GIVEN TASK.
Copy out all lines that carry the word "durch".

MATERIAL FOR THIS TASK.
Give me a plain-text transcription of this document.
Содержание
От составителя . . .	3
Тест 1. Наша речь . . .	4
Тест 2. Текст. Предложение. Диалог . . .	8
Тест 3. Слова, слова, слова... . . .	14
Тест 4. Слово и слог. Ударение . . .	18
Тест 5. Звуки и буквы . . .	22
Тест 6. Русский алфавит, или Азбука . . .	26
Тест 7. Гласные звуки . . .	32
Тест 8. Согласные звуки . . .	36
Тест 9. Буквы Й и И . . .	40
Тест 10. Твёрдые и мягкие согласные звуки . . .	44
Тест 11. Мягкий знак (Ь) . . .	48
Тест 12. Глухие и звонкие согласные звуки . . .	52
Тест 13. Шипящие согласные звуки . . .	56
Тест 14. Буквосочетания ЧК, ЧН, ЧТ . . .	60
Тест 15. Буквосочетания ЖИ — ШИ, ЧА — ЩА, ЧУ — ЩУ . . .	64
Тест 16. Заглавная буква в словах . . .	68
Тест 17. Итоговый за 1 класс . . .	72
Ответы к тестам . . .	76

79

--

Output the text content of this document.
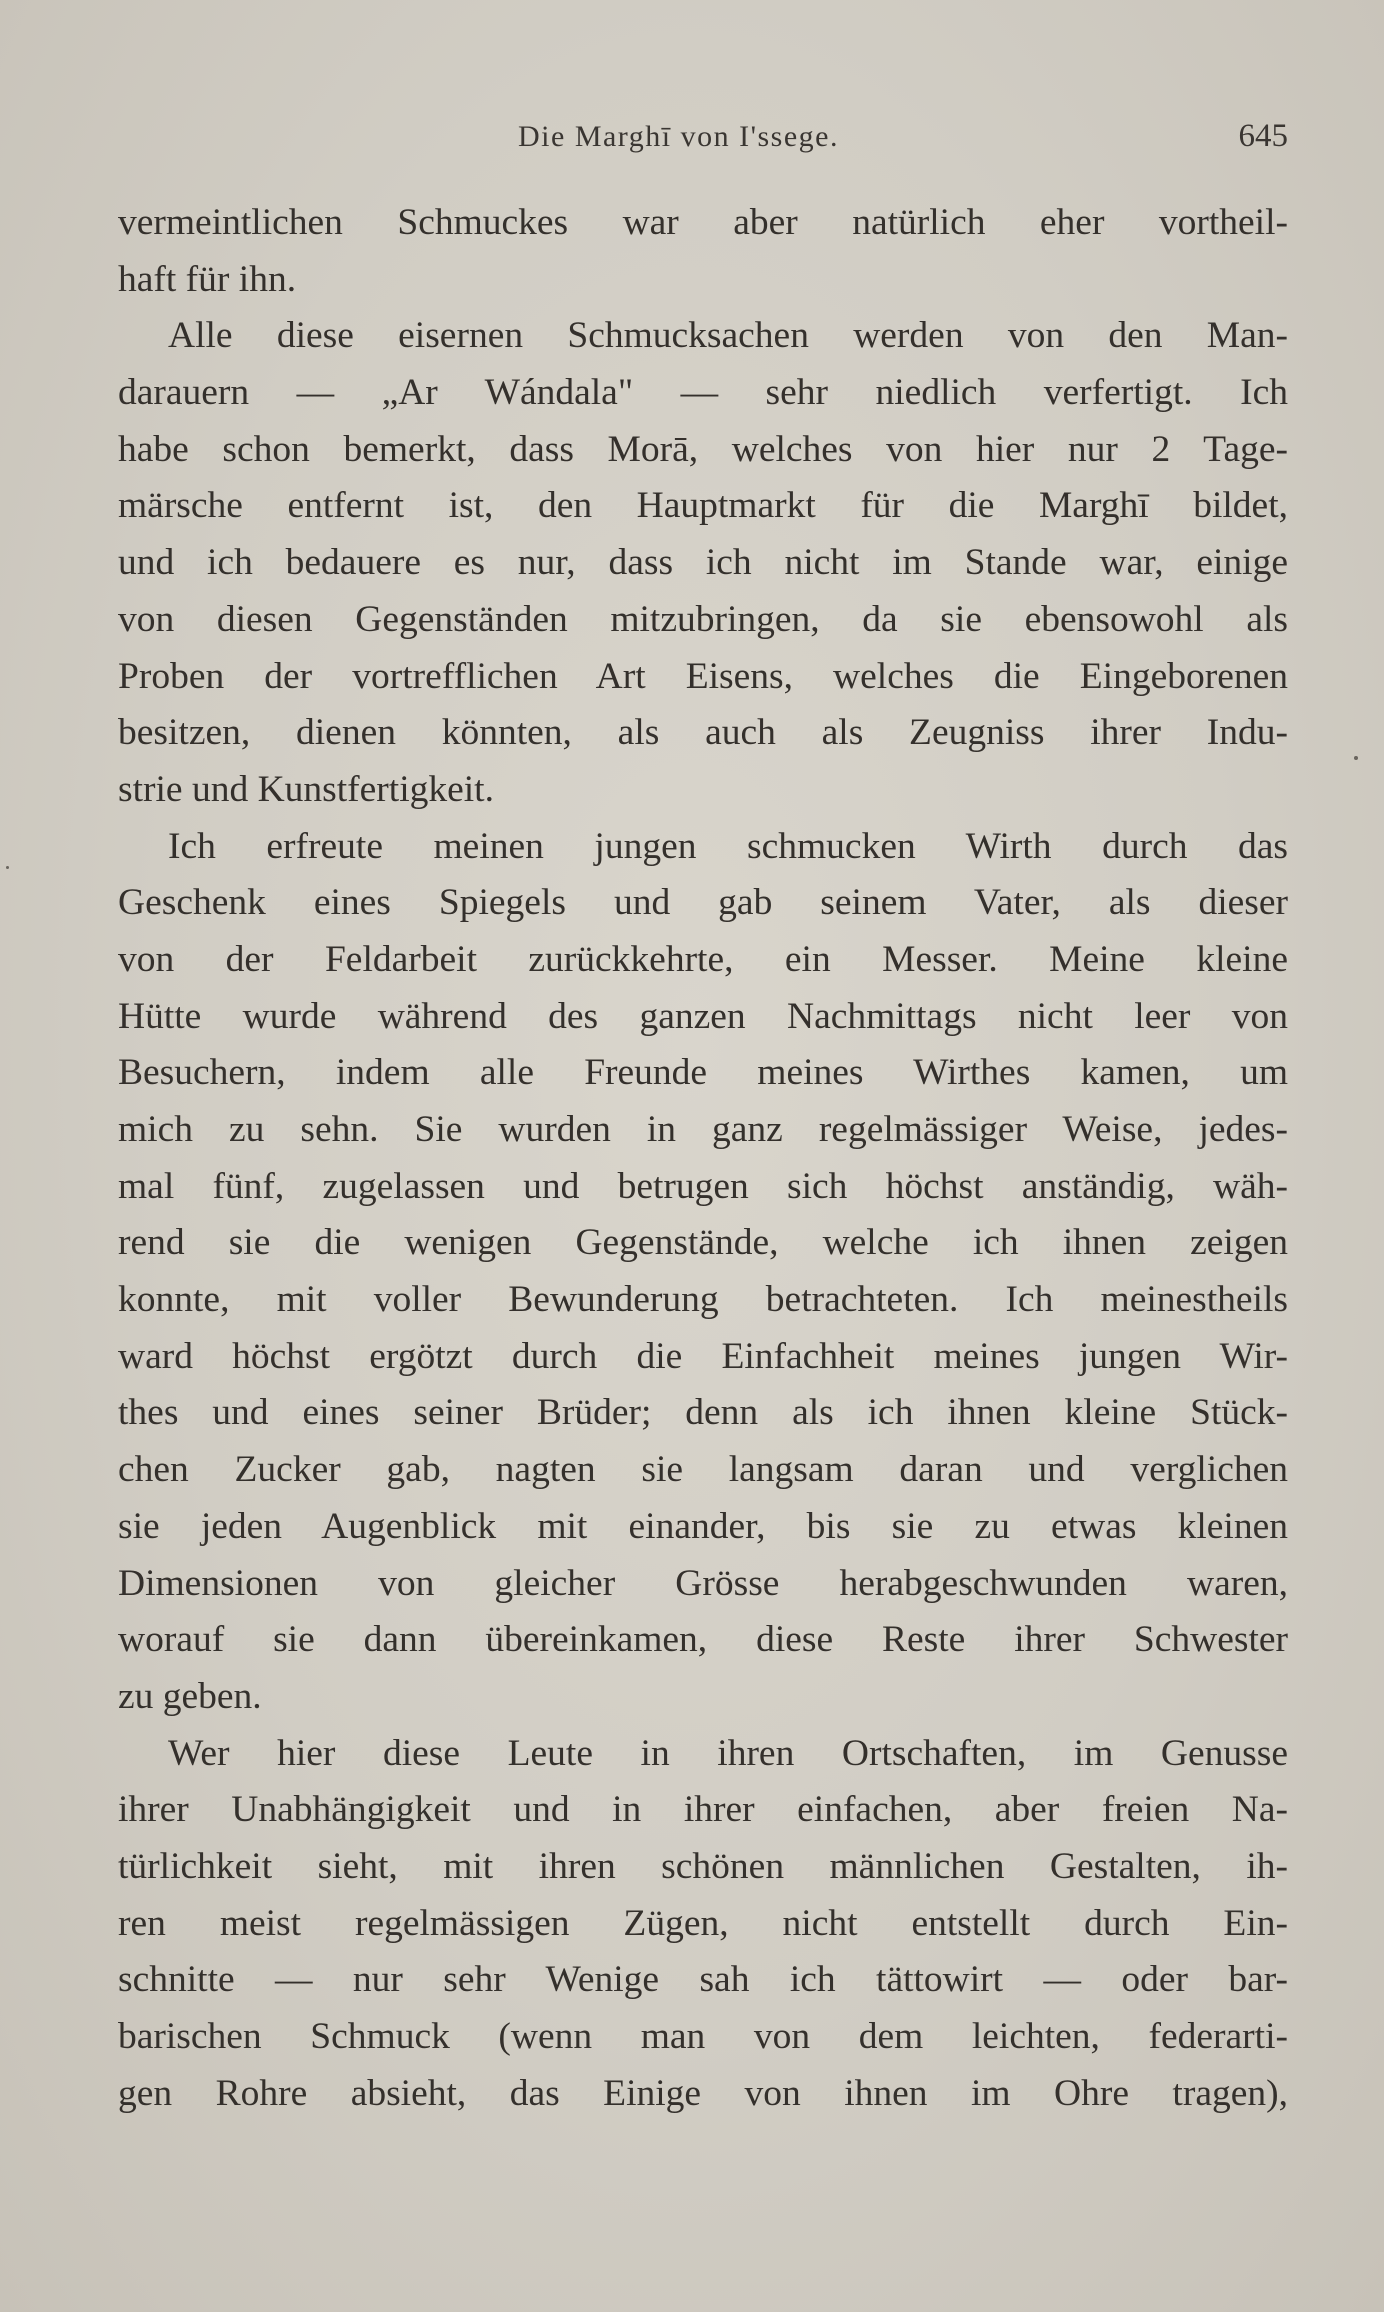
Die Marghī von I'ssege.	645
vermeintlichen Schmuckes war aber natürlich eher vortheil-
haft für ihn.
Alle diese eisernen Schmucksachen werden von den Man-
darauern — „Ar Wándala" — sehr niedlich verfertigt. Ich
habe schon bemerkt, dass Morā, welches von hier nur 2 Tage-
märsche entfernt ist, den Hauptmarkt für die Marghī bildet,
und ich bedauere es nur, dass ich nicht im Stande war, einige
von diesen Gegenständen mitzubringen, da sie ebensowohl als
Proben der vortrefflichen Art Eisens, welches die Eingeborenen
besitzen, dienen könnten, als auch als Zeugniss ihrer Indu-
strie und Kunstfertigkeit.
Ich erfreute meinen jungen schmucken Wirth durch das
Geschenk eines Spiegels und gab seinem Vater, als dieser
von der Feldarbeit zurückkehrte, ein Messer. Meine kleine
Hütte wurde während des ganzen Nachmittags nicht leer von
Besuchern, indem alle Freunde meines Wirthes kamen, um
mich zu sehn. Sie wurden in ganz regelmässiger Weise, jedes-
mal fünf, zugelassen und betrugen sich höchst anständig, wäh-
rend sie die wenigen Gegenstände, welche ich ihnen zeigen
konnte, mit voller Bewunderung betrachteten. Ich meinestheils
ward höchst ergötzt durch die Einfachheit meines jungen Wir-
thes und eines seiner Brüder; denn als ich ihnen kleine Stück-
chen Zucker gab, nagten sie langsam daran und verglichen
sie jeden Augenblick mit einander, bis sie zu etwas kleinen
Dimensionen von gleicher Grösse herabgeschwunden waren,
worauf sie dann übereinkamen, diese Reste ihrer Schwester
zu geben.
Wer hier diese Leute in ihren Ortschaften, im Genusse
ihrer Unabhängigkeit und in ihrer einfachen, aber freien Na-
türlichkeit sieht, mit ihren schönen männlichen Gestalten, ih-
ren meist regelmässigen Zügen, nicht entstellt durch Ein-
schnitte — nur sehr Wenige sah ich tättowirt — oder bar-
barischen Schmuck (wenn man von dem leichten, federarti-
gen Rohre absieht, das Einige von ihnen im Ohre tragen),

WRITTEN SOLUTION.
Ich erfreute meinen jungen schmucken Wirth durch das
ward höchst ergötzt durch die Einfachheit meines jungen Wir-
ren meist regelmässigen Zügen, nicht entstellt durch Ein-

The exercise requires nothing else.